* Data excerpts *
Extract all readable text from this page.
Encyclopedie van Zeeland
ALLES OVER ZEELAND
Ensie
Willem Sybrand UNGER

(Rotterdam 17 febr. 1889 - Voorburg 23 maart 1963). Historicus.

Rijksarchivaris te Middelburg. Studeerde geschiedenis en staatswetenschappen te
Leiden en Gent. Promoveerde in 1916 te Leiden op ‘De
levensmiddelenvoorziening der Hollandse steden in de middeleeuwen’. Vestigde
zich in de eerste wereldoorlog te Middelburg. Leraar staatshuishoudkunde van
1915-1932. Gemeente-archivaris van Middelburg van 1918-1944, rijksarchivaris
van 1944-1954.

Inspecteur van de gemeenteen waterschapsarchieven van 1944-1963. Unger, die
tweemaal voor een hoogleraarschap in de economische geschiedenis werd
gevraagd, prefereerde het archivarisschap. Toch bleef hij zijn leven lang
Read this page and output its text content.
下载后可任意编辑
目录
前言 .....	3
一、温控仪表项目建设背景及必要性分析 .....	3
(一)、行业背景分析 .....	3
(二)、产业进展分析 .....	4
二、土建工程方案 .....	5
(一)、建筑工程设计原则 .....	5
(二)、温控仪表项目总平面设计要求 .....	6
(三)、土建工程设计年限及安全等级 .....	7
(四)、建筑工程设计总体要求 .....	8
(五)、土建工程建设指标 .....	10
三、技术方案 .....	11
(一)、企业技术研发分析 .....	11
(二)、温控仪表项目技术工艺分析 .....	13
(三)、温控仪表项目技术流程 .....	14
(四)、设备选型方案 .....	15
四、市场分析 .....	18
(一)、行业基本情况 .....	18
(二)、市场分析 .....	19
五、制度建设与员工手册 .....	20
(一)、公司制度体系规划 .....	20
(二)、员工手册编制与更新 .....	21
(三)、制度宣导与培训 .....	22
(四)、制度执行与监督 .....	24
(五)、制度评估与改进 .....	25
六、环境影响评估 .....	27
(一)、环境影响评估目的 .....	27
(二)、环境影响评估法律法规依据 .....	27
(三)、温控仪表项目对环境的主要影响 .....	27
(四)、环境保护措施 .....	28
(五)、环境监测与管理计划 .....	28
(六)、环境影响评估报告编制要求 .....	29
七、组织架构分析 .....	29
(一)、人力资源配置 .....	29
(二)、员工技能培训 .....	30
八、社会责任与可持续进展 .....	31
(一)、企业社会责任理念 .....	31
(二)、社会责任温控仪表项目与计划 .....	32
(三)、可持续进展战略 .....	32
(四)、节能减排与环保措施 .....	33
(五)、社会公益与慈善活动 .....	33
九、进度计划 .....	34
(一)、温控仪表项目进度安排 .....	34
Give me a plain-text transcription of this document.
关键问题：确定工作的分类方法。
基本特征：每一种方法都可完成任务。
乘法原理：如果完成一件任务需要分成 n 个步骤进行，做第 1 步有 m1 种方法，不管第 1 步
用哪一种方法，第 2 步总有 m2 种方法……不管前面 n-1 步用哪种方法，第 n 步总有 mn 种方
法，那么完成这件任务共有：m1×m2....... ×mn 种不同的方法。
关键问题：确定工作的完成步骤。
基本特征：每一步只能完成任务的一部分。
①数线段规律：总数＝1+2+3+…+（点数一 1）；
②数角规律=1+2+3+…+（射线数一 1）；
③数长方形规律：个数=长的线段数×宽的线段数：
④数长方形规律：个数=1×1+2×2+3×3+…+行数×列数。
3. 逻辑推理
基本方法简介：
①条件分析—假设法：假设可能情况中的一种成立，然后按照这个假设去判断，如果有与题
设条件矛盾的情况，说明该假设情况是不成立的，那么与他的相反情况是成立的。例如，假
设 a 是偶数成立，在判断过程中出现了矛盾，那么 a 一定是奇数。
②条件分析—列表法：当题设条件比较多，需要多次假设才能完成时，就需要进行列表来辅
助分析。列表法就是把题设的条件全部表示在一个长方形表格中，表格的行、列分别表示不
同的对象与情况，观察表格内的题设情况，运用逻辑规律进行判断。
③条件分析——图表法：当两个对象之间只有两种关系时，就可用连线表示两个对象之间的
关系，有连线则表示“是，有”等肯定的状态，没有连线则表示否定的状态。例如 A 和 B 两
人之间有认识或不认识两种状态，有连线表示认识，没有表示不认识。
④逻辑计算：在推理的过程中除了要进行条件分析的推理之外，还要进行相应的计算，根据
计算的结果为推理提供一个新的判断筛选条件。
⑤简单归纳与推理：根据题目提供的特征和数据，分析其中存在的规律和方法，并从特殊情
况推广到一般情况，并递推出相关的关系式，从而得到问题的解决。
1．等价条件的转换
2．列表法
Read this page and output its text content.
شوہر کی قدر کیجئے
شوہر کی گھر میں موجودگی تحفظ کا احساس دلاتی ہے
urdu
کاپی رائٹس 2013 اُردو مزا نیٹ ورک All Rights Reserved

* Your goal *
Transcribe every entry verbatim.

* Answer to the problem *
Extract all readable text from this page.
Encyclopedie van Zeeland
ALLES OVER ZEELAND
Ensie
Willem Sybrand UNGER

(Rotterdam 17 febr. 1889 - Voorburg 23 maart 1963). Historicus.

Rijksarchivaris te Middelburg. Studeerde geschiedenis en staatswetenschappen te
Leiden en Gent. Promoveerde in 1916 te Leiden op ‘De
levensmiddelenvoorziening der Hollandse steden in de middeleeuwen’. Vestigde
zich in de eerste wereldoorlog te Middelburg. Leraar staatshuishoudkunde van
1915-1932. Gemeente-archivaris van Middelburg van 1918-1944, rijksarchivaris
van 1944-1954.

Inspecteur van de gemeenteen waterschapsarchieven van 1944-1963. Unger, die
tweemaal voor een hoogleraarschap in de economische geschiedenis werd
gevraagd, prefereerde het archivarisschap. Toch bleef hij zijn leven lang
Read this page and output its text content.
下载后可任意编辑
目录
前言 .....	3
一、温控仪表项目建设背景及必要性分析 .....	3
(一)、行业背景分析 .....	3
(二)、产业进展分析 .....	4
二、土建工程方案 .....	5
(一)、建筑工程设计原则 .....	5
(二)、温控仪表项目总平面设计要求 .....	6
(三)、土建工程设计年限及安全等级 .....	7
(四)、建筑工程设计总体要求 .....	8
(五)、土建工程建设指标 .....	10
三、技术方案 .....	11
(一)、企业技术研发分析 .....	11
(二)、温控仪表项目技术工艺分析 .....	13
(三)、温控仪表项目技术流程 .....	14
(四)、设备选型方案 .....	15
四、市场分析 .....	18
(一)、行业基本情况 .....	18
(二)、市场分析 .....	19
五、制度建设与员工手册 .....	20
(一)、公司制度体系规划 .....	20
(二)、员工手册编制与更新 .....	21
(三)、制度宣导与培训 .....	22
(四)、制度执行与监督 .....	24
(五)、制度评估与改进 .....	25
六、环境影响评估 .....	27
(一)、环境影响评估目的 .....	27
(二)、环境影响评估法律法规依据 .....	27
(三)、温控仪表项目对环境的主要影响 .....	27
(四)、环境保护措施 .....	28
(五)、环境监测与管理计划 .....	28
(六)、环境影响评估报告编制要求 .....	29
七、组织架构分析 .....	29
(一)、人力资源配置 .....	29
(二)、员工技能培训 .....	30
八、社会责任与可持续进展 .....	31
(一)、企业社会责任理念 .....	31
(二)、社会责任温控仪表项目与计划 .....	32
(三)、可持续进展战略 .....	32
(四)、节能减排与环保措施 .....	33
(五)、社会公益与慈善活动 .....	33
九、进度计划 .....	34
(一)、温控仪表项目进度安排 .....	34
Give me a plain-text transcription of this document.
关键问题：确定工作的分类方法。
基本特征：每一种方法都可完成任务。
乘法原理：如果完成一件任务需要分成 n 个步骤进行，做第 1 步有 m1 种方法，不管第 1 步
用哪一种方法，第 2 步总有 m2 种方法……不管前面 n-1 步用哪种方法，第 n 步总有 mn 种方
法，那么完成这件任务共有：m1×m2....... ×mn 种不同的方法。
关键问题：确定工作的完成步骤。
基本特征：每一步只能完成任务的一部分。
①数线段规律：总数＝1+2+3+…+（点数一 1）；
②数角规律=1+2+3+…+（射线数一 1）；
③数长方形规律：个数=长的线段数×宽的线段数：
④数长方形规律：个数=1×1+2×2+3×3+…+行数×列数。
3. 逻辑推理
基本方法简介：
①条件分析—假设法：假设可能情况中的一种成立，然后按照这个假设去判断，如果有与题
设条件矛盾的情况，说明该假设情况是不成立的，那么与他的相反情况是成立的。例如，假
设 a 是偶数成立，在判断过程中出现了矛盾，那么 a 一定是奇数。
②条件分析—列表法：当题设条件比较多，需要多次假设才能完成时，就需要进行列表来辅
助分析。列表法就是把题设的条件全部表示在一个长方形表格中，表格的行、列分别表示不
同的对象与情况，观察表格内的题设情况，运用逻辑规律进行判断。
③条件分析——图表法：当两个对象之间只有两种关系时，就可用连线表示两个对象之间的
关系，有连线则表示“是，有”等肯定的状态，没有连线则表示否定的状态。例如 A 和 B 两
人之间有认识或不认识两种状态，有连线表示认识，没有表示不认识。
④逻辑计算：在推理的过程中除了要进行条件分析的推理之外，还要进行相应的计算，根据
计算的结果为推理提供一个新的判断筛选条件。
⑤简单归纳与推理：根据题目提供的特征和数据，分析其中存在的规律和方法，并从特殊情
况推广到一般情况，并递推出相关的关系式，从而得到问题的解决。
1．等价条件的转换
2．列表法
Read this page and output its text content.
شوہر کی قدر کیجئے
شوہر کی گھر میں موجودگی تحفظ کا احساس دلاتی ہے
urdu
کاپی رائٹس 2013 اُردو مزا نیٹ ورک All Rights Reserved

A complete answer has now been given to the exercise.